— Task brief —
What is the number of lines in the entries below that include the word "retta"? Provide the number only.
────────────────────────────────────────
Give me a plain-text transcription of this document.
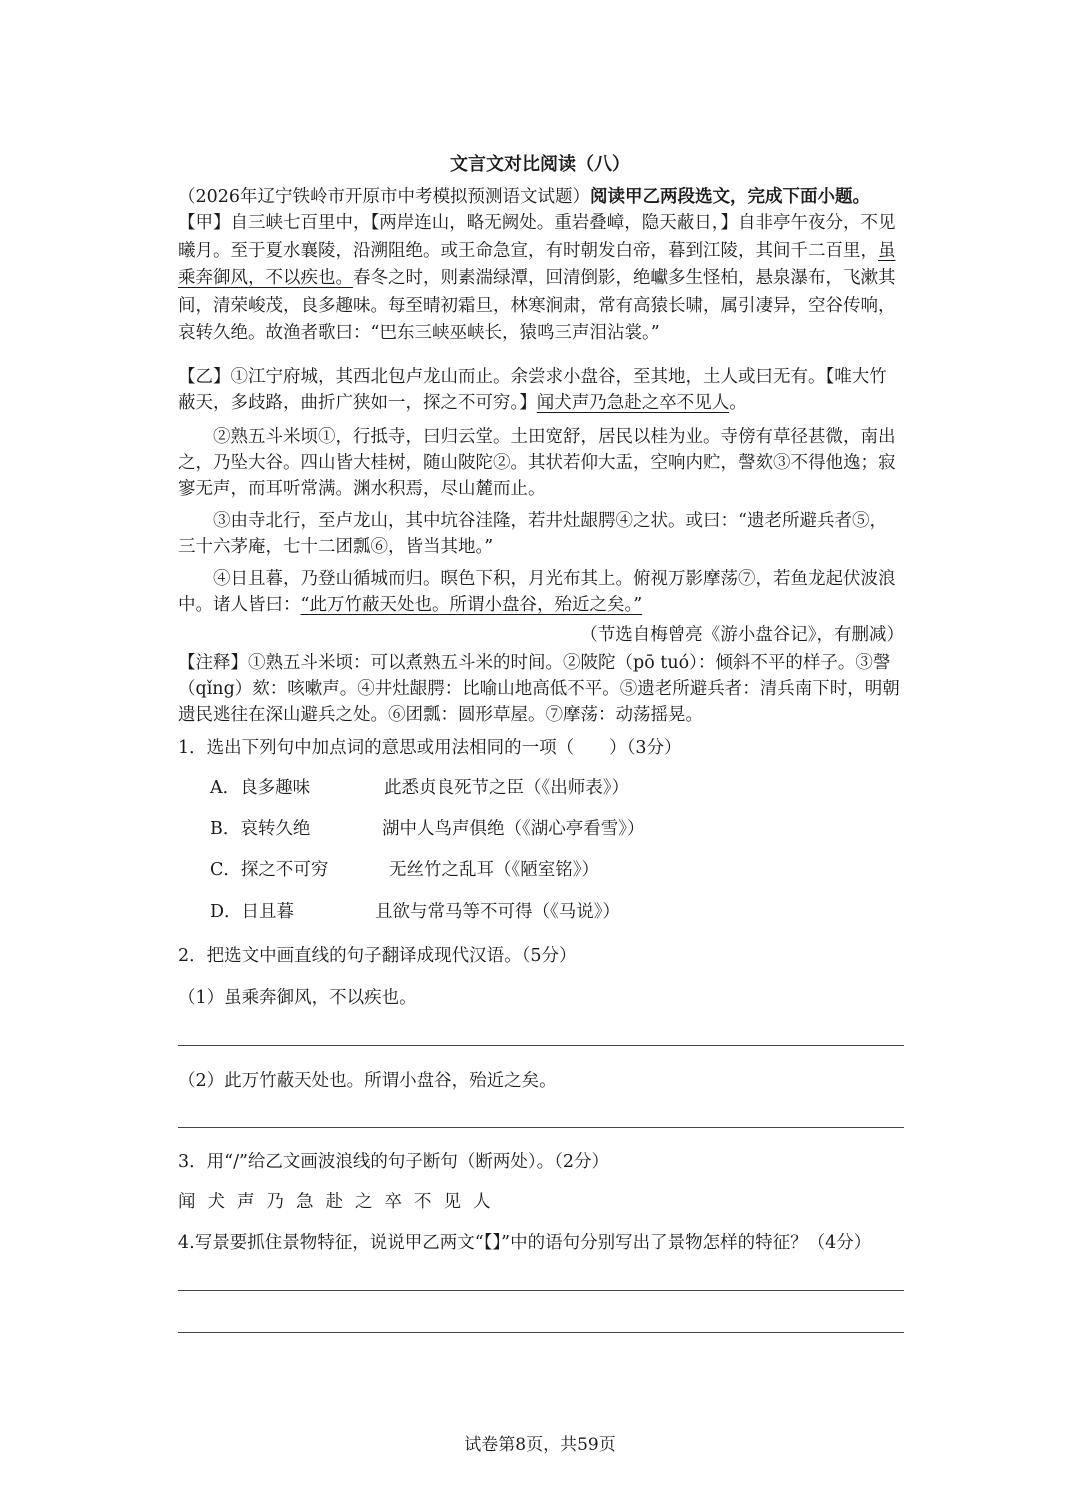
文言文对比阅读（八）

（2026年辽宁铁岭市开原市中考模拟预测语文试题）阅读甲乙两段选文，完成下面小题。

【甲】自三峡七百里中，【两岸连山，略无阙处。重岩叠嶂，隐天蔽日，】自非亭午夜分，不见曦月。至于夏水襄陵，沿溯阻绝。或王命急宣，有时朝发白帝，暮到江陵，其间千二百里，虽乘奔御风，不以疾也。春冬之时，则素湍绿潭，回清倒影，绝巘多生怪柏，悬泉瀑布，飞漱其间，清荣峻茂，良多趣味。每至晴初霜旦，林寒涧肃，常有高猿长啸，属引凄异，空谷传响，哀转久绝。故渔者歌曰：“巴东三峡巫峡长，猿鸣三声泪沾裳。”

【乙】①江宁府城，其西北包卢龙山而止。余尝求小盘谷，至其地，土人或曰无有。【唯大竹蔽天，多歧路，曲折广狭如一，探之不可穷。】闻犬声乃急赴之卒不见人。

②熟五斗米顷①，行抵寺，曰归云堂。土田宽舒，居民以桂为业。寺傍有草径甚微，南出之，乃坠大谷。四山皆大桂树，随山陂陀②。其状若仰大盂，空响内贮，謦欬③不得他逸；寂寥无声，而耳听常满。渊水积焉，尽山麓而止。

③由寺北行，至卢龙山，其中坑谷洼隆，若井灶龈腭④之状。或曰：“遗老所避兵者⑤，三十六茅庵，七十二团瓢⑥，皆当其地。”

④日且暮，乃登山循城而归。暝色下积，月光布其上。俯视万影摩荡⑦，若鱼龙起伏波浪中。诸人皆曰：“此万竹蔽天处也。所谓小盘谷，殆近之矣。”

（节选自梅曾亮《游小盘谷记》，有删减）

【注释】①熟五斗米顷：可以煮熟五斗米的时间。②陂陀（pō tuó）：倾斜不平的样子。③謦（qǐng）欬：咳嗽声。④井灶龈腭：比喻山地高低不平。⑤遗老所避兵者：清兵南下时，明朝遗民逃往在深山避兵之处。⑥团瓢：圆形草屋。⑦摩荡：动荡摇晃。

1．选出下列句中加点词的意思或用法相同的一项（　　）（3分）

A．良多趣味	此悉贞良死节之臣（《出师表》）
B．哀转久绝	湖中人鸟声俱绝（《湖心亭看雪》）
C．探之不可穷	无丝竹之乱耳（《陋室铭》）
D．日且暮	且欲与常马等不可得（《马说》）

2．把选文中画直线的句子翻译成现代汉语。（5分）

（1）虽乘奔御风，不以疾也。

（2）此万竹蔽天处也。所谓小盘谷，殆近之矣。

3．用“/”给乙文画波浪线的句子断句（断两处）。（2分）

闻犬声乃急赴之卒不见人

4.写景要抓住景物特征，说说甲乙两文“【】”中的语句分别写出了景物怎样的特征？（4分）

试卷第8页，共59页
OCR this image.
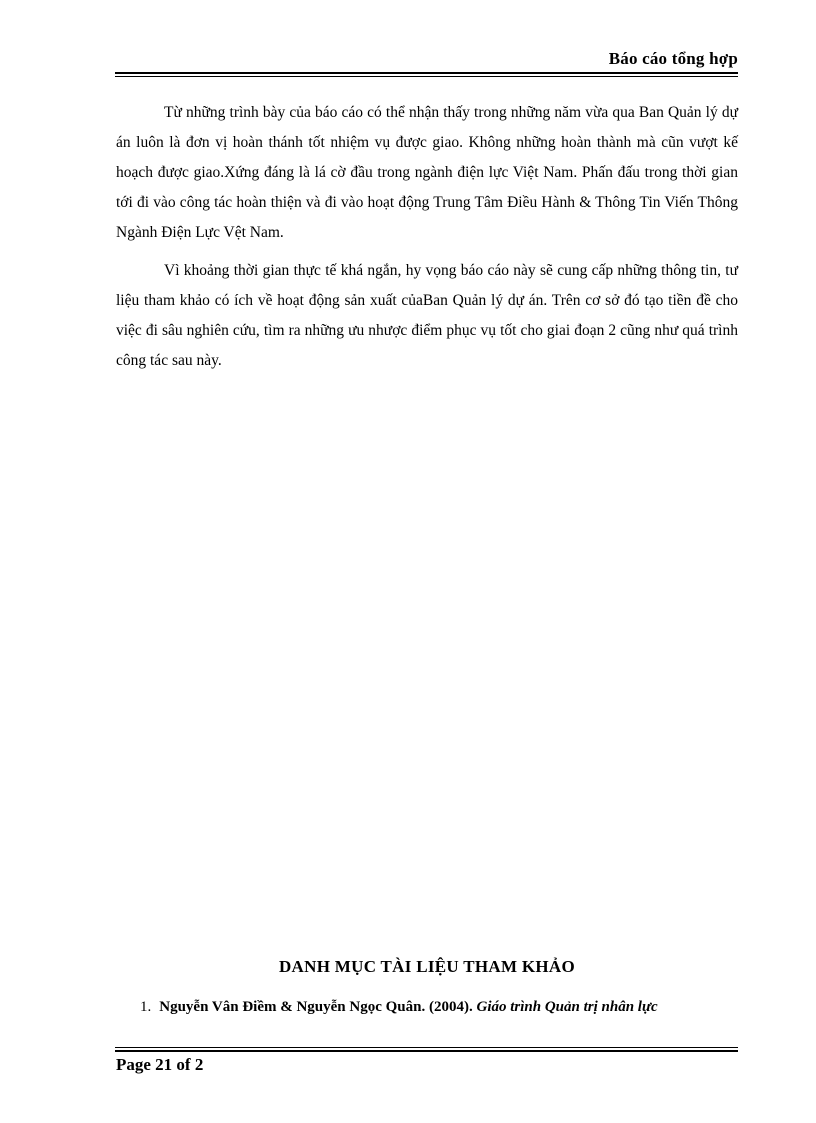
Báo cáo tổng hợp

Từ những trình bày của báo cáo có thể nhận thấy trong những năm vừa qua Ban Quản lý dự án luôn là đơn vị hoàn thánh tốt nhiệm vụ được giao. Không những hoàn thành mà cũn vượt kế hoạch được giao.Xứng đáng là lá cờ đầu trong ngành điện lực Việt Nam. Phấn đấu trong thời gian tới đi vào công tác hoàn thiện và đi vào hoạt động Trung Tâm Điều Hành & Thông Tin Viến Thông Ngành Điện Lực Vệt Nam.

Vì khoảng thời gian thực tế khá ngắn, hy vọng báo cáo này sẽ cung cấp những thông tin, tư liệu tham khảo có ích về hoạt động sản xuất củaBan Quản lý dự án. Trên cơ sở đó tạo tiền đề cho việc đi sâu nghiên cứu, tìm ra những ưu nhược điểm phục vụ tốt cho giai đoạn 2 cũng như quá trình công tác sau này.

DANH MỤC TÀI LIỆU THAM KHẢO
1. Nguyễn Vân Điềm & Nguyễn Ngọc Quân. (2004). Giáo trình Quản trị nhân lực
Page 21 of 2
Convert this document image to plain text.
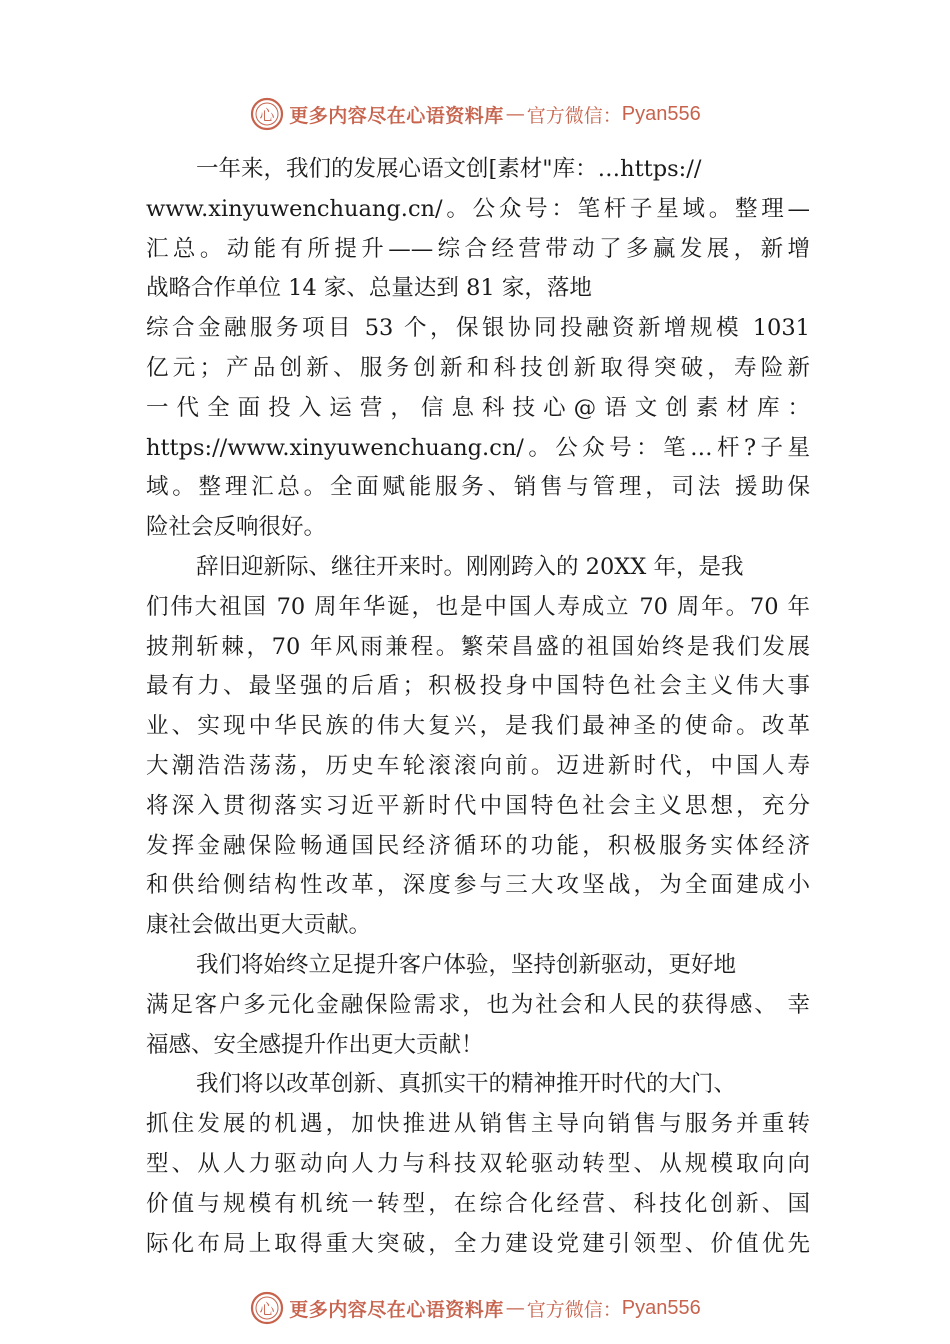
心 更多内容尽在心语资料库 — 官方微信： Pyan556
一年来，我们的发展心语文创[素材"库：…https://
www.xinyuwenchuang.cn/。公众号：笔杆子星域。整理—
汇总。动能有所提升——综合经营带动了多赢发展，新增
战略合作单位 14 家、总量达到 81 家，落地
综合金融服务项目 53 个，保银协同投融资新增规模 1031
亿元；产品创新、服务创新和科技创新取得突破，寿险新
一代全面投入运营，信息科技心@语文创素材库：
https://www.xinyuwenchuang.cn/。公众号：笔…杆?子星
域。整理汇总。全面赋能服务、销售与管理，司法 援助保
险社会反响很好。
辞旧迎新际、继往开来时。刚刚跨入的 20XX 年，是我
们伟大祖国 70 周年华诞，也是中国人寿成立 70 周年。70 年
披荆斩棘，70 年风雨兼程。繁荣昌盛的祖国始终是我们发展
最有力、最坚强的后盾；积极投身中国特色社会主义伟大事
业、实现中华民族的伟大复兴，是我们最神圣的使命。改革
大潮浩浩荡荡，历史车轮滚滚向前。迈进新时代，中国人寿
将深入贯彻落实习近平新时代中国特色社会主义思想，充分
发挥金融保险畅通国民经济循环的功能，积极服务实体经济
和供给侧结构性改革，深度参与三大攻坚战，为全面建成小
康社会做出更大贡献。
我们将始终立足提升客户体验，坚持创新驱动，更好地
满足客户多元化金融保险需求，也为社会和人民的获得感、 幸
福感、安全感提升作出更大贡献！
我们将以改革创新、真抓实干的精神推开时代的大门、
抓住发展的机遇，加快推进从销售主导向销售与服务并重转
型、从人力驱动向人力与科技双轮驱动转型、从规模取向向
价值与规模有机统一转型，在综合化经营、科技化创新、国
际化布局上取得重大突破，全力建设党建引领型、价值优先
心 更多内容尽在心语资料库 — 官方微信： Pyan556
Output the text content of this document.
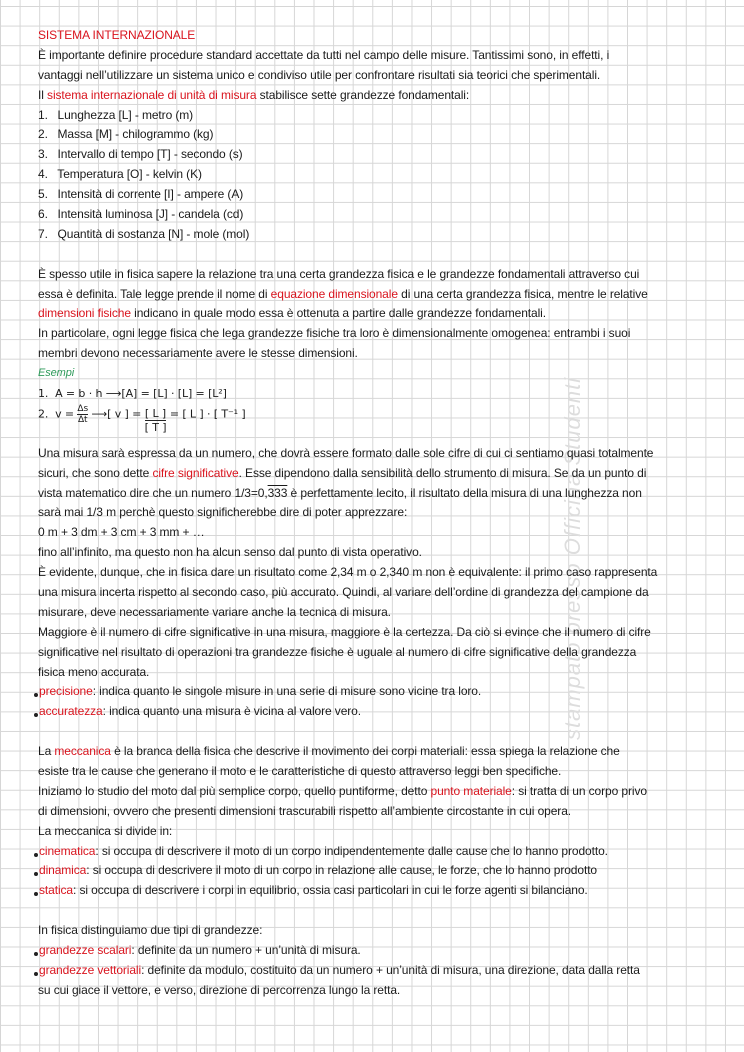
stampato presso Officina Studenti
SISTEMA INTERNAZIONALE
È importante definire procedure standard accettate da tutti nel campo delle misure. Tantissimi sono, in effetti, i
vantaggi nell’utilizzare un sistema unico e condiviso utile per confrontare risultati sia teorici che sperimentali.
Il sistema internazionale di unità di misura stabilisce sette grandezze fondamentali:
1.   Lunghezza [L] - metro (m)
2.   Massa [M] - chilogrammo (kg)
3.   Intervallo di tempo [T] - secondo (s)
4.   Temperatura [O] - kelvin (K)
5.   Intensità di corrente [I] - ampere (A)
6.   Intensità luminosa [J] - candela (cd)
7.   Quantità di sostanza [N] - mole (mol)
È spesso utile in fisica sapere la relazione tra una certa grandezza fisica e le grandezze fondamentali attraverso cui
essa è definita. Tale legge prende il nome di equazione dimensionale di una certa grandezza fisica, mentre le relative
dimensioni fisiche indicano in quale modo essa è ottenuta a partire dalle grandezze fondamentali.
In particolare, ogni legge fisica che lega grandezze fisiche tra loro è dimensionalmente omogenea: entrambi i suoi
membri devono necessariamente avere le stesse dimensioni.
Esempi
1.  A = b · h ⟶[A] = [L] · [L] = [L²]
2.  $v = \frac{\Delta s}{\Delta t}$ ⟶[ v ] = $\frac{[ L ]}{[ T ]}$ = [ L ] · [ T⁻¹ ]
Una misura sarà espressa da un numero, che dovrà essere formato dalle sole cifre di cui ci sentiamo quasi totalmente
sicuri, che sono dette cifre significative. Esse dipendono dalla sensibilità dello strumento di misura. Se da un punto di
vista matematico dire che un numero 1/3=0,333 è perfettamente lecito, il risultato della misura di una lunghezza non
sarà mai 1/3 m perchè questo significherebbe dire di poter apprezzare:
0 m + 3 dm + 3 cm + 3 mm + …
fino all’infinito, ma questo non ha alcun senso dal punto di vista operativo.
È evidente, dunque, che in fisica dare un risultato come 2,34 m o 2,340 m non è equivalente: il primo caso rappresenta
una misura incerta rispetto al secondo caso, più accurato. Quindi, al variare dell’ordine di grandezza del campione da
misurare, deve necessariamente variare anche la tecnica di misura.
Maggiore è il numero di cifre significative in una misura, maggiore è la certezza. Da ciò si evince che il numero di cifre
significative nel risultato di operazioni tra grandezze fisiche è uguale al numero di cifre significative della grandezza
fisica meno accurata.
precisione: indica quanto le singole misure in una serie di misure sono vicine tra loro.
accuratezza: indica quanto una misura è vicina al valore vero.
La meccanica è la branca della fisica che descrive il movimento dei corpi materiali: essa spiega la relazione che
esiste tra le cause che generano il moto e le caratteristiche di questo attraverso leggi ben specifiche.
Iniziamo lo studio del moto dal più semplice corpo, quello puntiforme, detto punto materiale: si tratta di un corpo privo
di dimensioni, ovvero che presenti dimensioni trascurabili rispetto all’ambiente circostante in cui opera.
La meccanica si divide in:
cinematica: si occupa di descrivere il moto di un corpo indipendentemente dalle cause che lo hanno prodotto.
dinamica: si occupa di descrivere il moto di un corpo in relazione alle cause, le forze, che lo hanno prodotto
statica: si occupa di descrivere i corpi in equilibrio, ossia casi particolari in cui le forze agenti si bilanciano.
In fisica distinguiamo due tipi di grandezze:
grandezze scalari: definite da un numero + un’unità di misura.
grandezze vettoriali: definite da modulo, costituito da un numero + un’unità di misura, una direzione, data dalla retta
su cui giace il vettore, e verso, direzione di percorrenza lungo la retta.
────────────────────────────────────────
— Result for this task —
2